▼
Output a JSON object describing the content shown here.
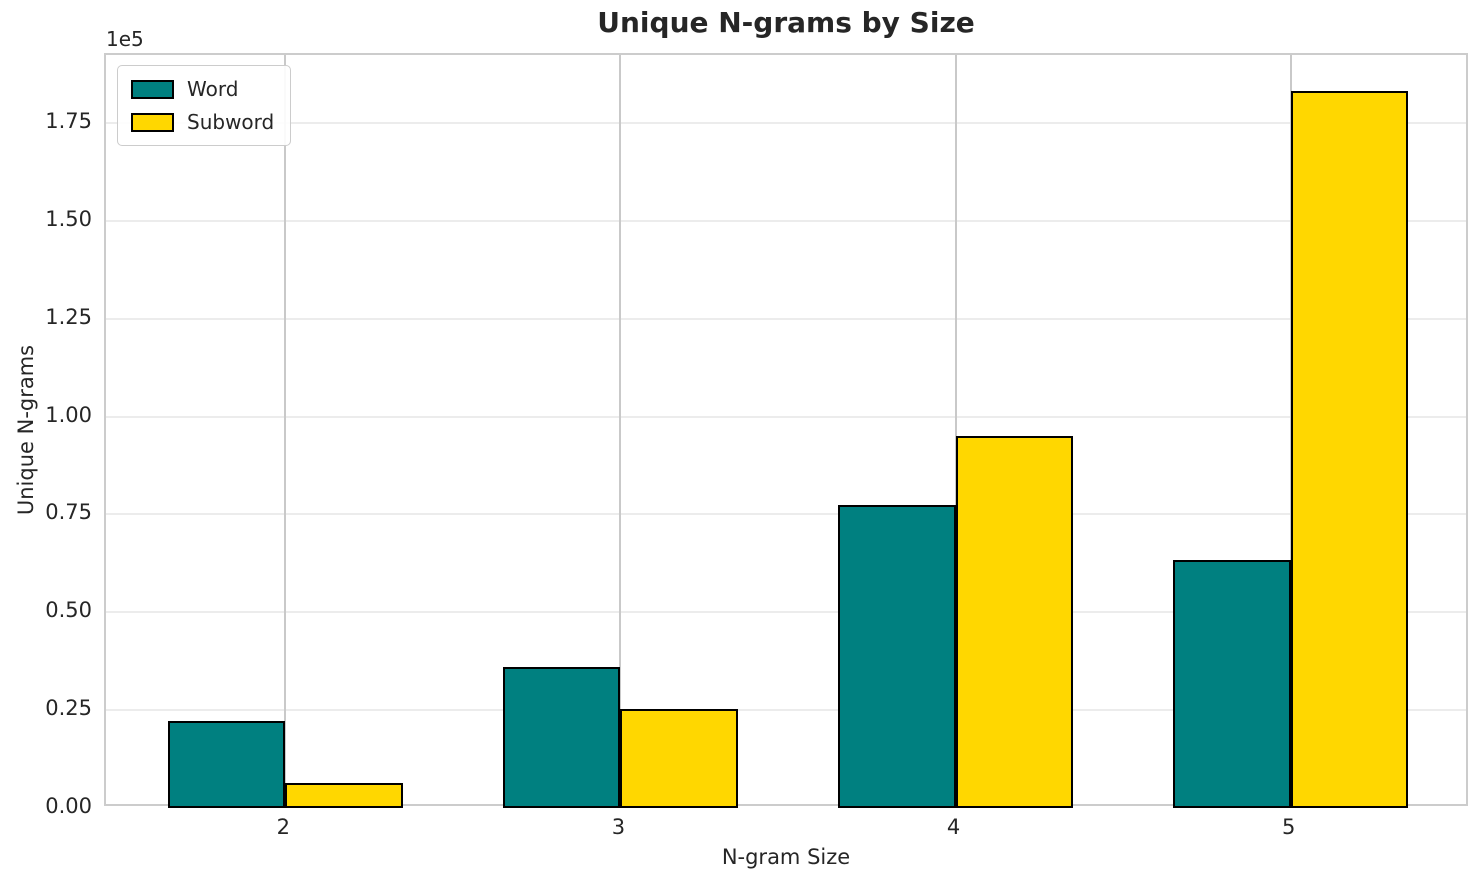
{
  "chart_data": {
    "type": "bar",
    "title": "Unique N-grams by Size",
    "xlabel": "N-gram Size",
    "ylabel": "Unique N-grams",
    "y_offset_text": "1e5",
    "categories": [
      2,
      3,
      4,
      5
    ],
    "series": [
      {
        "name": "Word",
        "color": "#008080",
        "values": [
          22300,
          36000,
          77300,
          63400
        ]
      },
      {
        "name": "Subword",
        "color": "#FFD700",
        "values": [
          6400,
          25300,
          95000,
          183300
        ]
      }
    ],
    "bar_width_units": 0.35,
    "xlim": [
      1.465,
      5.535
    ],
    "ylim": [
      0,
      192400
    ],
    "yticks": [
      0,
      25000,
      50000,
      75000,
      100000,
      125000,
      150000,
      175000
    ],
    "ytick_labels": [
      "0.00",
      "0.25",
      "0.50",
      "0.75",
      "1.00",
      "1.25",
      "1.50",
      "1.75"
    ],
    "grid": true,
    "legend_position": "upper left",
    "bar_edge_color": "#000000"
  }
}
▲
**What is required**
Count how many lines above include the word "Unique" and answer with that figure only.

**Expected output**
2